● GIVEN RECORDS:
════════

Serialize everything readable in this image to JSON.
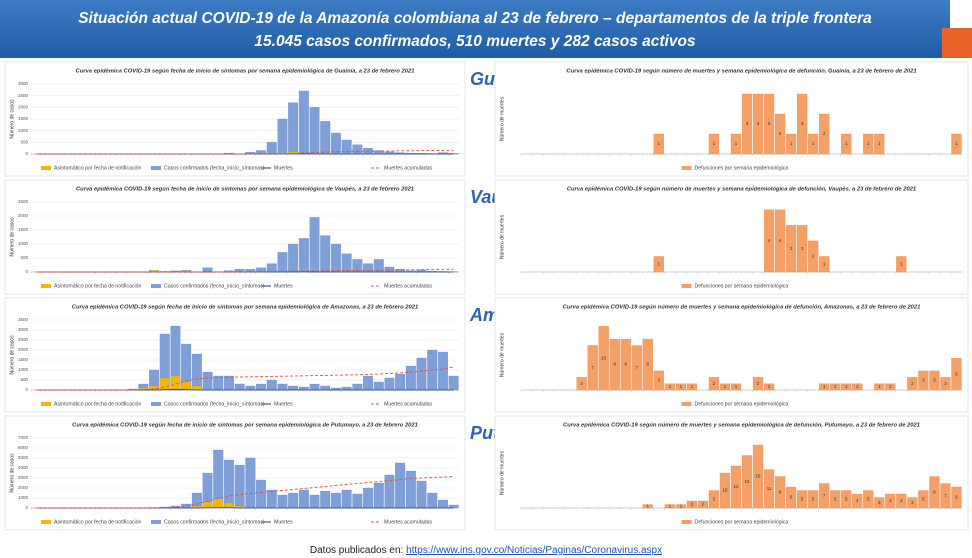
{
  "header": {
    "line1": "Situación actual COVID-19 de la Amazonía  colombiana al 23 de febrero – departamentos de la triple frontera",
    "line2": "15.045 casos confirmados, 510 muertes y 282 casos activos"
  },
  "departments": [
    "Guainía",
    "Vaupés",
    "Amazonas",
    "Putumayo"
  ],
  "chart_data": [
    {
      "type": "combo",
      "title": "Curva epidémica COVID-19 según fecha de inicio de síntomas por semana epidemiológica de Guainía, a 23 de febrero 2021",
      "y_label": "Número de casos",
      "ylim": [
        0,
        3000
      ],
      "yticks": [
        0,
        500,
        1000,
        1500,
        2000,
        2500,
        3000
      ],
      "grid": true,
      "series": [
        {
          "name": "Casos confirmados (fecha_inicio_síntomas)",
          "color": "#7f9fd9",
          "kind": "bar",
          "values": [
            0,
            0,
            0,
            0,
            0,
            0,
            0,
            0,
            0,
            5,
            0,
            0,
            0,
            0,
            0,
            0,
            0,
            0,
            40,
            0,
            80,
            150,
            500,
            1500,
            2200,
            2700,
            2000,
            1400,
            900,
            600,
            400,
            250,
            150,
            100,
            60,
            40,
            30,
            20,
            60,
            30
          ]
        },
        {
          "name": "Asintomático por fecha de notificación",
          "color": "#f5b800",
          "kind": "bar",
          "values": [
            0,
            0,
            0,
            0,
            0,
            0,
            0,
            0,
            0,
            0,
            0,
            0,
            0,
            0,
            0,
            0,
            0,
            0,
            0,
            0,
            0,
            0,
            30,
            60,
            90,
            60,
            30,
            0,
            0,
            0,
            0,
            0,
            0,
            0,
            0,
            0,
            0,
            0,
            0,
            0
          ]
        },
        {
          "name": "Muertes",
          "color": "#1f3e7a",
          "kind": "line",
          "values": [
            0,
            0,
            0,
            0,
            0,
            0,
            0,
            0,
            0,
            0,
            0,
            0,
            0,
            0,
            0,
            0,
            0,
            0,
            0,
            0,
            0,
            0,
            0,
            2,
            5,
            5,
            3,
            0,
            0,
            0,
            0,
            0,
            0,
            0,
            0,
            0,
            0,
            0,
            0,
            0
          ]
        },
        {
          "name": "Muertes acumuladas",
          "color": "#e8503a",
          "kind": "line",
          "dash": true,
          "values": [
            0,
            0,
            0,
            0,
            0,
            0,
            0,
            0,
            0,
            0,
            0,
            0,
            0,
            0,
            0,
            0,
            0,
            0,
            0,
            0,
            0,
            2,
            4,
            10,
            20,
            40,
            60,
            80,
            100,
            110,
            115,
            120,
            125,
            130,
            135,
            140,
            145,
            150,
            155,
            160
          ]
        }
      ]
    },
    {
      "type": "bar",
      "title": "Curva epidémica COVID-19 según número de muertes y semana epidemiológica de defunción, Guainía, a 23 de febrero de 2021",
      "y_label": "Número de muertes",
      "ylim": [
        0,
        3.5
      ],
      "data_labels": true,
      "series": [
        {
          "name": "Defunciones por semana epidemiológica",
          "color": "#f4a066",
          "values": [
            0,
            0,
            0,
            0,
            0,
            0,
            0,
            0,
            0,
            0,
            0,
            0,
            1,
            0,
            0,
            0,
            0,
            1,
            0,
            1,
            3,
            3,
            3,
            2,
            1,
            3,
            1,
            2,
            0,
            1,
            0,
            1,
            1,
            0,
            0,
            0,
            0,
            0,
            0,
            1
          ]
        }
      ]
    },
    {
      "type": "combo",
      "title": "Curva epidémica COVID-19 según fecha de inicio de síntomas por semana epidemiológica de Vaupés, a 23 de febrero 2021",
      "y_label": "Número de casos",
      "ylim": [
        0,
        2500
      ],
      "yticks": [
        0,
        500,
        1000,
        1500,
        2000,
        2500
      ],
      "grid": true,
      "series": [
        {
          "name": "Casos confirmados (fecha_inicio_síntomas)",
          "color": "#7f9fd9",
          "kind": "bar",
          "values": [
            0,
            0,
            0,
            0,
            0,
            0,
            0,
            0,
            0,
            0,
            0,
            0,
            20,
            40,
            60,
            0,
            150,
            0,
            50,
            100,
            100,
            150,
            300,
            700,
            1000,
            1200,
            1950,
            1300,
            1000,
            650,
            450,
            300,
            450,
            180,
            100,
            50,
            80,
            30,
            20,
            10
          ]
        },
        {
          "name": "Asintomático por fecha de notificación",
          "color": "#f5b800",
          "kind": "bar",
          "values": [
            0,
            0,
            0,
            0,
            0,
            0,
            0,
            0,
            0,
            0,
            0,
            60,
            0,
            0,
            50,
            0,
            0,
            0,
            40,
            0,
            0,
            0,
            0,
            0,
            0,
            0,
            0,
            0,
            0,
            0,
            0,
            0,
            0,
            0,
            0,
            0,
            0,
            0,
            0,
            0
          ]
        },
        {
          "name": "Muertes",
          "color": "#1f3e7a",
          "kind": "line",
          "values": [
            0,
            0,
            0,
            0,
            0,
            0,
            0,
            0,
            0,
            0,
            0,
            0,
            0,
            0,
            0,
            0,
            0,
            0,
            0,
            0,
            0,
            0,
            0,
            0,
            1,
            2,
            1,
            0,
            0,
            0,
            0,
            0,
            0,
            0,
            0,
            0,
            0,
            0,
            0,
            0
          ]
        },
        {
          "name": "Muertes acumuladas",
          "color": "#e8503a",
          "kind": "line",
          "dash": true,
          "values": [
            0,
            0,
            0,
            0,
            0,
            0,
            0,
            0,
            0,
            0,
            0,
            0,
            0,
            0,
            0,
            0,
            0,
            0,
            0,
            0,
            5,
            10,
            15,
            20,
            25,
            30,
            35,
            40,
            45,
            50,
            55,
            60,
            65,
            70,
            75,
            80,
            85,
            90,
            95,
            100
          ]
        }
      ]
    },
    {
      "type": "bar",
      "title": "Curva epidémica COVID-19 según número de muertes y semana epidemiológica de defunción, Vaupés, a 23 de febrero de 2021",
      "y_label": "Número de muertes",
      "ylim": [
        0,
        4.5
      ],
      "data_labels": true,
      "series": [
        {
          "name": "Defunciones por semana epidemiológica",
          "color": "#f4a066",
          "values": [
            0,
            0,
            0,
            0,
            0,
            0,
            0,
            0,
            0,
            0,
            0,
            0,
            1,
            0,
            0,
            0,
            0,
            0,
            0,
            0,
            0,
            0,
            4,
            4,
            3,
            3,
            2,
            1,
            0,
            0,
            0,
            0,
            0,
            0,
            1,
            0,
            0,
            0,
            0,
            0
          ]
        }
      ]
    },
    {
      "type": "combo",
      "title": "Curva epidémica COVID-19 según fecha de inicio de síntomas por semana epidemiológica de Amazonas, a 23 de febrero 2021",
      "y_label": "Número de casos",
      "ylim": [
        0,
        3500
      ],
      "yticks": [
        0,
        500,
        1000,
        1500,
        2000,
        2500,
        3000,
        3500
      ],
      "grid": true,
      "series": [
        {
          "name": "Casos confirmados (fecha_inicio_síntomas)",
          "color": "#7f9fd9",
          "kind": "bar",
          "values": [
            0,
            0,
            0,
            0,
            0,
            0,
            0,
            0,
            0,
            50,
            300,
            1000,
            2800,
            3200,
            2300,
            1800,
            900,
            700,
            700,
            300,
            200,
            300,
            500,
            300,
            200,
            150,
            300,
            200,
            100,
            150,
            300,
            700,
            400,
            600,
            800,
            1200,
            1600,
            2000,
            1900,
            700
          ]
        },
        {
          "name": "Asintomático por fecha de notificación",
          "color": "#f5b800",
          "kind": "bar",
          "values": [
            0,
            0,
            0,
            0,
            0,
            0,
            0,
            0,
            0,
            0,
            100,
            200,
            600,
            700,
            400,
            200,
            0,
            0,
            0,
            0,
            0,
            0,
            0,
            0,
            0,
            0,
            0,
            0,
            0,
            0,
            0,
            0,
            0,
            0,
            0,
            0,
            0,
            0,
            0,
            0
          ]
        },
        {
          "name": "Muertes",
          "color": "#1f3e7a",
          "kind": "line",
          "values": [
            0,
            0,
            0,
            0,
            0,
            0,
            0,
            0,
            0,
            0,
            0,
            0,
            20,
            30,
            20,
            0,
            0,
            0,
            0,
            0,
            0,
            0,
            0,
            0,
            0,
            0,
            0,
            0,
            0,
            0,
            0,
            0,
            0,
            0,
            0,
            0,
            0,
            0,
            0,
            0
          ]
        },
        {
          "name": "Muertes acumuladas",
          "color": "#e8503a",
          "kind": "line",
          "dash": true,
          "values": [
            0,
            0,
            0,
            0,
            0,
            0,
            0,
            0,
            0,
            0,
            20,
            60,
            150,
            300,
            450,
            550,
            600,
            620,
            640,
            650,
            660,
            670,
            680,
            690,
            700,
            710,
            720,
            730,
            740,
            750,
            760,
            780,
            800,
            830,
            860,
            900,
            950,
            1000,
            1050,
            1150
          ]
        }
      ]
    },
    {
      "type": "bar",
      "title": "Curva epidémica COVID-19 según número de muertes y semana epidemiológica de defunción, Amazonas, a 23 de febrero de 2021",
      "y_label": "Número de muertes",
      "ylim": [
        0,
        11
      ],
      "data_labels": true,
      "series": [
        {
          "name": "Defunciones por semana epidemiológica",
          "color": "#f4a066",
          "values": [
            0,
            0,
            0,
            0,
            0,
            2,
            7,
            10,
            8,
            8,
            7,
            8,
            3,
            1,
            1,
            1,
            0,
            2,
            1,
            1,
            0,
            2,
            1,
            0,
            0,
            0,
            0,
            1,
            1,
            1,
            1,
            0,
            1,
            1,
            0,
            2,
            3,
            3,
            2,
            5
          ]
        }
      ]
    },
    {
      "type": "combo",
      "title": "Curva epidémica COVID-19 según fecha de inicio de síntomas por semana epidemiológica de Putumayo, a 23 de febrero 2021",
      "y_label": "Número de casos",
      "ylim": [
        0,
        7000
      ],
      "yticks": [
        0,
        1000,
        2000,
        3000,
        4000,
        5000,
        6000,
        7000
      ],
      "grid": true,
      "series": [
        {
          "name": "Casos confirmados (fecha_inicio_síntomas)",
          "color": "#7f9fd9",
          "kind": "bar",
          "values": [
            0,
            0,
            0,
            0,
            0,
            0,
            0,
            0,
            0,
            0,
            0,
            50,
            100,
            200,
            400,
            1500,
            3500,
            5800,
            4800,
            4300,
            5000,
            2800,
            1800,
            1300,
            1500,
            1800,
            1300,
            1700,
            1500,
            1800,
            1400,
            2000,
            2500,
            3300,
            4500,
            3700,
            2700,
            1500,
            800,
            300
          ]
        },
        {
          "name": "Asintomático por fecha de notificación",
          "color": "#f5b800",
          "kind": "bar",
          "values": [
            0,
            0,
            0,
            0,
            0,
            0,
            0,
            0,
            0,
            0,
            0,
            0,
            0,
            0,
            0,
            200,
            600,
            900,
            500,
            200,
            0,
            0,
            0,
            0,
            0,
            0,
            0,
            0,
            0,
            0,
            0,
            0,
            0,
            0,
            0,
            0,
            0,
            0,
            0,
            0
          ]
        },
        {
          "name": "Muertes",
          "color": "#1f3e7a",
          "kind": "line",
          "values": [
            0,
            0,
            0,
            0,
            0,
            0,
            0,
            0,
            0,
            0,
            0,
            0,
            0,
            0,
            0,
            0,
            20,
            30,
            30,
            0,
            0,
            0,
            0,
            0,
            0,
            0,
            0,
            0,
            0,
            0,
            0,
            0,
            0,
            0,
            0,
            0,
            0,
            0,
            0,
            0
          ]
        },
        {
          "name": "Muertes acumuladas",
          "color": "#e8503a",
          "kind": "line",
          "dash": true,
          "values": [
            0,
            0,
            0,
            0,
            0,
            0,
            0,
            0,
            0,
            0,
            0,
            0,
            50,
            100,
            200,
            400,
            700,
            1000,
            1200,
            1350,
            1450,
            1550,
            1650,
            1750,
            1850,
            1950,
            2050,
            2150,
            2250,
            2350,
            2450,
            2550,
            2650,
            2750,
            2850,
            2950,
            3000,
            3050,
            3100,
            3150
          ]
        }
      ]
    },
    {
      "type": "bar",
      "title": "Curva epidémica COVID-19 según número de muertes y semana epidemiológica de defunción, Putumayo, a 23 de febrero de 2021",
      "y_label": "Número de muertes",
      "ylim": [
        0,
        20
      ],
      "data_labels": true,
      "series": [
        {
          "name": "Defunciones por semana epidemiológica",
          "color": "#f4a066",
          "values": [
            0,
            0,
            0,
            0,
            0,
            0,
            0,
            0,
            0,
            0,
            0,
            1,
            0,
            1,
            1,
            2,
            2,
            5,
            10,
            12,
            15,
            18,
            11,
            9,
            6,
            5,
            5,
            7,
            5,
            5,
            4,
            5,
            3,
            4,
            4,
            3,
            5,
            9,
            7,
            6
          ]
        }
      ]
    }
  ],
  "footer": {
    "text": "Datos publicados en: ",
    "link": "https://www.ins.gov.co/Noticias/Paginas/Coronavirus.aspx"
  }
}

════════

● YOUR TASK: The answer must consist of each line in the entries above that includes "Amazonas".

● SOLUTION:
    "Amazonas",
      "title": "Curva epidémica COVID-19 según fecha de inicio de síntomas por semana epidemiológica de Amazonas, a 23 de febrero 2021",
      "title": "Curva epidémica COVID-19 según número de muertes y semana epidemiológica de defunción, Amazonas, a 23 de febrero de 2021",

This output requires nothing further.